- Information shown:

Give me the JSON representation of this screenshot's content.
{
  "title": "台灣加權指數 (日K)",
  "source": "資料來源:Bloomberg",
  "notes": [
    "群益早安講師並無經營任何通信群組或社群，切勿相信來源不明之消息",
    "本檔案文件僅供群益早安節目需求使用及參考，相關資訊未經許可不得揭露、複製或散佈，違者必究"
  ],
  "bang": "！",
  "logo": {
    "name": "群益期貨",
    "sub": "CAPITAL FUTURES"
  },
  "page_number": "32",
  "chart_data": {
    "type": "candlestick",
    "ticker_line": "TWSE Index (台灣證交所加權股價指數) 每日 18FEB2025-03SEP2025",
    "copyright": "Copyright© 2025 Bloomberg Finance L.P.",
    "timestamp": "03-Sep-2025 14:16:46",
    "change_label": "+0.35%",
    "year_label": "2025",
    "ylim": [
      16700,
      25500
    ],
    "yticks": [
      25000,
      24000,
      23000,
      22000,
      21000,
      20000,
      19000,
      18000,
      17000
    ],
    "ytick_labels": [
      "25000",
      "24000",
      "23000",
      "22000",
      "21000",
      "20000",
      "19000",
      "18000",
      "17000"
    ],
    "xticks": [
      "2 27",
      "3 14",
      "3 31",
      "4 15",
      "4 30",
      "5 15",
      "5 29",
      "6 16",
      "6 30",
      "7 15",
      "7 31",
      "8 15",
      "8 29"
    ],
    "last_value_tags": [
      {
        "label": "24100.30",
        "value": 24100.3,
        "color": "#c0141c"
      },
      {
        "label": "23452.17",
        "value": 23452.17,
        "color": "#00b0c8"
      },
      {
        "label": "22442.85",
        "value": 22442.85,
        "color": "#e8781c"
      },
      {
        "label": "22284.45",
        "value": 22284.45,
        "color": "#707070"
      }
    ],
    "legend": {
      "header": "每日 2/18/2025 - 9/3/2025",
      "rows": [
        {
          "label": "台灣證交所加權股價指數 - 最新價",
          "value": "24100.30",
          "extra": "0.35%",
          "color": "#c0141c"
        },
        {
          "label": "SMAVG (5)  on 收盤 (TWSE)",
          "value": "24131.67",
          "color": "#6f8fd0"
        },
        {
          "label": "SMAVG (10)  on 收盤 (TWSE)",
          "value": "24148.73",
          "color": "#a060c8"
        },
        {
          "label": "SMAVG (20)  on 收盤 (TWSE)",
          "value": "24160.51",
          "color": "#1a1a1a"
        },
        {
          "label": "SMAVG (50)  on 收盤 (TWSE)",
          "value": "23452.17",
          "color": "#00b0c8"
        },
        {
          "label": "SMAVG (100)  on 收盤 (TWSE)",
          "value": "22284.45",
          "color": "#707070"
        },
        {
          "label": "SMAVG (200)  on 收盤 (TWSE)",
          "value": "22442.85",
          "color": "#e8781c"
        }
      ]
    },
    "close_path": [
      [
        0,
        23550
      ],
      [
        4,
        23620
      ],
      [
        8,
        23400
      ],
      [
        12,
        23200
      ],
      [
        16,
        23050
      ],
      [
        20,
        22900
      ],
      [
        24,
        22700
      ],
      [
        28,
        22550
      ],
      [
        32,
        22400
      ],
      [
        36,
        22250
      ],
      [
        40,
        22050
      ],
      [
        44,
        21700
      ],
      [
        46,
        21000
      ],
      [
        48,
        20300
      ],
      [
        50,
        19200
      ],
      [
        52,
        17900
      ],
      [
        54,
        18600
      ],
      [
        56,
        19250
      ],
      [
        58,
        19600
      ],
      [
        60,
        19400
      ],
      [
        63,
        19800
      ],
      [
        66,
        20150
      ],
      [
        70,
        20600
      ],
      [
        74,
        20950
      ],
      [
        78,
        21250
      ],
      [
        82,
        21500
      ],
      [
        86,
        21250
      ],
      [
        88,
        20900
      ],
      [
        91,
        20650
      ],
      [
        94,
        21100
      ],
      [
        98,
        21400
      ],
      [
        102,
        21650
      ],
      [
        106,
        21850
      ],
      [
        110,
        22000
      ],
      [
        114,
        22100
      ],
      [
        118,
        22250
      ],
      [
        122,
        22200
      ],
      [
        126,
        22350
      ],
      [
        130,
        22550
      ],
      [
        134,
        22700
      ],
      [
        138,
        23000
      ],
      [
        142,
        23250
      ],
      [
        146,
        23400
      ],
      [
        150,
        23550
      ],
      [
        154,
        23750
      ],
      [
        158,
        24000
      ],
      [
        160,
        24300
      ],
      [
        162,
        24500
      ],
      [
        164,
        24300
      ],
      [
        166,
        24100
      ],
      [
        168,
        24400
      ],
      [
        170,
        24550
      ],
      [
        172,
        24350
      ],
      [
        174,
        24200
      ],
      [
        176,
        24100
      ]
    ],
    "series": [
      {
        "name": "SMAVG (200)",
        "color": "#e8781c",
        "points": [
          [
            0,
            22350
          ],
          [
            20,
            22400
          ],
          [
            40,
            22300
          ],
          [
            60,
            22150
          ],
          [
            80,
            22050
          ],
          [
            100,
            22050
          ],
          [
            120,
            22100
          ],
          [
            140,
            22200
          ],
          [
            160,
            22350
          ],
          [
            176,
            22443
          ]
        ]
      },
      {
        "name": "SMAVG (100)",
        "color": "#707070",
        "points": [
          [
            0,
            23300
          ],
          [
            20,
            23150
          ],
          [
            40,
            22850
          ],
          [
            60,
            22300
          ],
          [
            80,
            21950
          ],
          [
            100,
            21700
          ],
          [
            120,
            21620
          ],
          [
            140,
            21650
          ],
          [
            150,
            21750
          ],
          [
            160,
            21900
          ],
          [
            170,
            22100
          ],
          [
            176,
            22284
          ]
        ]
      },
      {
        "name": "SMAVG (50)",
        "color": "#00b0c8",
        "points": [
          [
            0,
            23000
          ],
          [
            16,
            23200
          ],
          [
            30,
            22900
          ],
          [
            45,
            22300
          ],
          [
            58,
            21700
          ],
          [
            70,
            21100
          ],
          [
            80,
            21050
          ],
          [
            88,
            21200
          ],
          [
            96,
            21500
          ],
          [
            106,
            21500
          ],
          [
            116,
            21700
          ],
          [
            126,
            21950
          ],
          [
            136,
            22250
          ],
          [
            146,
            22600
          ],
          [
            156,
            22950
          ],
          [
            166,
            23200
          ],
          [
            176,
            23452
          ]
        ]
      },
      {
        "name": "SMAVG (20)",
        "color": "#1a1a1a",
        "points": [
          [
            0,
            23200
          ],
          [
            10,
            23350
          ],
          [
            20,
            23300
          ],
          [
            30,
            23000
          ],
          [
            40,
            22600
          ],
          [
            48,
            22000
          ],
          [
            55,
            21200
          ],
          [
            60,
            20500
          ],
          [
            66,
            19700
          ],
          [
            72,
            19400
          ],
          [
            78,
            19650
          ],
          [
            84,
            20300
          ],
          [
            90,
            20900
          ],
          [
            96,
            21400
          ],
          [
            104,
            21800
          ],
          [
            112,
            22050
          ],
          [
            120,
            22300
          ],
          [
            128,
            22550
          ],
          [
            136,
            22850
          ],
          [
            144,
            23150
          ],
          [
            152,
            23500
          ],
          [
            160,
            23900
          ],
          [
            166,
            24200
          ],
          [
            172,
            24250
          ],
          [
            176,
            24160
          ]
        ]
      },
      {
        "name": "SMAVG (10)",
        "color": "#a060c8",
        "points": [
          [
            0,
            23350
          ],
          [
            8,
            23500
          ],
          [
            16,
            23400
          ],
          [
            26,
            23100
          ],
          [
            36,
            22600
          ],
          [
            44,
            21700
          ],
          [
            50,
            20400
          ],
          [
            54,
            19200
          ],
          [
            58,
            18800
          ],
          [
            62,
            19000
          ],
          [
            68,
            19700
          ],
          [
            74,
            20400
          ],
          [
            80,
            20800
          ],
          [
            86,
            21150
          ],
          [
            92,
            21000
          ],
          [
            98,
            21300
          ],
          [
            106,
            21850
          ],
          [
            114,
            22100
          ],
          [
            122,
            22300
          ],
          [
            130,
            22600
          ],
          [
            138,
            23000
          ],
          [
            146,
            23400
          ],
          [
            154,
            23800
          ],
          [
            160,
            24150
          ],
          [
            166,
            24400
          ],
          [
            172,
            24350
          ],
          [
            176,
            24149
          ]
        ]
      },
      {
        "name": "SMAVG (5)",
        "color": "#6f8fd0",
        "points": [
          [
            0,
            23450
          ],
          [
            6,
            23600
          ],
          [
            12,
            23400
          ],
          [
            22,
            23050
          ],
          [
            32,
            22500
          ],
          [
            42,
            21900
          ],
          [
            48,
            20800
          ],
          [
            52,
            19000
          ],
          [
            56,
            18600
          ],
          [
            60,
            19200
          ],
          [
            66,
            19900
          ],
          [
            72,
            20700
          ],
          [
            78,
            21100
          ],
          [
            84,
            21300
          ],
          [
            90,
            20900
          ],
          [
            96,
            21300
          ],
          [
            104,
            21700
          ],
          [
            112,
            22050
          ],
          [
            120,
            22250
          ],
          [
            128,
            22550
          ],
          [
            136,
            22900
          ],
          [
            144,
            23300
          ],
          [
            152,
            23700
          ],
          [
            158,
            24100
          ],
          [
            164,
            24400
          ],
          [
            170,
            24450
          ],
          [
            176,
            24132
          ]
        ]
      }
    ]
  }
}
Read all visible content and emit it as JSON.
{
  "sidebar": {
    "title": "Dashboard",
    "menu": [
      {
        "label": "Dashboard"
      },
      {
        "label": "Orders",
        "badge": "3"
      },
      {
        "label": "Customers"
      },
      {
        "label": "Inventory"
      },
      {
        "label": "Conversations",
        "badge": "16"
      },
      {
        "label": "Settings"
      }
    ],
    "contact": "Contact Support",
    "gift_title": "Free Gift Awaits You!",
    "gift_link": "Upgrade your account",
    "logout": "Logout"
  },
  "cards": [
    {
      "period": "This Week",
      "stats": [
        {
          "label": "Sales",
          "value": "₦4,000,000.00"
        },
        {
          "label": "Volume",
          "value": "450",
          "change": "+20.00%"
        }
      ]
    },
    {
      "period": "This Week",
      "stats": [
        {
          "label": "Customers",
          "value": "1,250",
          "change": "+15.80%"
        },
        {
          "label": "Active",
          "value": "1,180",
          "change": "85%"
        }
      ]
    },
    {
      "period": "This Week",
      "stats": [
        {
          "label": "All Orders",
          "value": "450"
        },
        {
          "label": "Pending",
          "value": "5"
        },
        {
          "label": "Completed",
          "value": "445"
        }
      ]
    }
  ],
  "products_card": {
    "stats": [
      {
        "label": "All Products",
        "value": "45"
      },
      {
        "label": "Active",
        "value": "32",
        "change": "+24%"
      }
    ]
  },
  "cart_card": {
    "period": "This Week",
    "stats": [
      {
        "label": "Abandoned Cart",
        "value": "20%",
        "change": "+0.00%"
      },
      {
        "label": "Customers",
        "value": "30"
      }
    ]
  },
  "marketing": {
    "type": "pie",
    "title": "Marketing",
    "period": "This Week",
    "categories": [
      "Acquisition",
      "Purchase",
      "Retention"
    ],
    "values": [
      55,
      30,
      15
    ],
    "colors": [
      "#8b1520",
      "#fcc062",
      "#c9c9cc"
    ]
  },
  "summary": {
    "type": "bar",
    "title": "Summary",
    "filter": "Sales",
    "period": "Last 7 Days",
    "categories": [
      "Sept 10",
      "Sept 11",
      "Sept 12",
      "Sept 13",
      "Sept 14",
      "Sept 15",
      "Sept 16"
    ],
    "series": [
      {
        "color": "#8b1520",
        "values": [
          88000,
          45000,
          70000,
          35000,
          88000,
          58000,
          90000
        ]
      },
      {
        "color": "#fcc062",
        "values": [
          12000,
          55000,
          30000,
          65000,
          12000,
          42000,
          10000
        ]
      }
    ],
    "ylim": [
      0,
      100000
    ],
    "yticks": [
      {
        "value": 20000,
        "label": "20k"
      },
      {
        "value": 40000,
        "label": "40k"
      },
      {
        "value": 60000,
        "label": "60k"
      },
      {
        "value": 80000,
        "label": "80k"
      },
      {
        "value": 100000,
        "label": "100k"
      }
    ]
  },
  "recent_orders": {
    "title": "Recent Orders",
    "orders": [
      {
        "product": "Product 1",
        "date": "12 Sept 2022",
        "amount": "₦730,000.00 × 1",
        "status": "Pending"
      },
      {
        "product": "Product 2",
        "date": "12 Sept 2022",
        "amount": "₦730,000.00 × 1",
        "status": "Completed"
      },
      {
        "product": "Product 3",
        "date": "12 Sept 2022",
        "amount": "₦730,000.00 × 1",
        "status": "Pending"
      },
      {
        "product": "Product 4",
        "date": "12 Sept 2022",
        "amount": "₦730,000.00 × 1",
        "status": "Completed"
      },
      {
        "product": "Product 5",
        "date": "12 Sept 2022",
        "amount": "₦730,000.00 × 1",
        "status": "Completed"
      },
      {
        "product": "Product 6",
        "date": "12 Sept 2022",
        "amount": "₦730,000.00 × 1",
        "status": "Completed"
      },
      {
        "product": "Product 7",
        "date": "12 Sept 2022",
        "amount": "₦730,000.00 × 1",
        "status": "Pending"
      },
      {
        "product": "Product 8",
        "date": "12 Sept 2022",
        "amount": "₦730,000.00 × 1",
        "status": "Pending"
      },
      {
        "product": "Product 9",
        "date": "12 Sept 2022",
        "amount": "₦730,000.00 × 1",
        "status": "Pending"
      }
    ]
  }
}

- Problem to work on:
Every line that holds the word "Customers" should be extracted.

- Response to this exercise:
        "label": "Customers"
          "label": "Customers",
        "label": "Customers",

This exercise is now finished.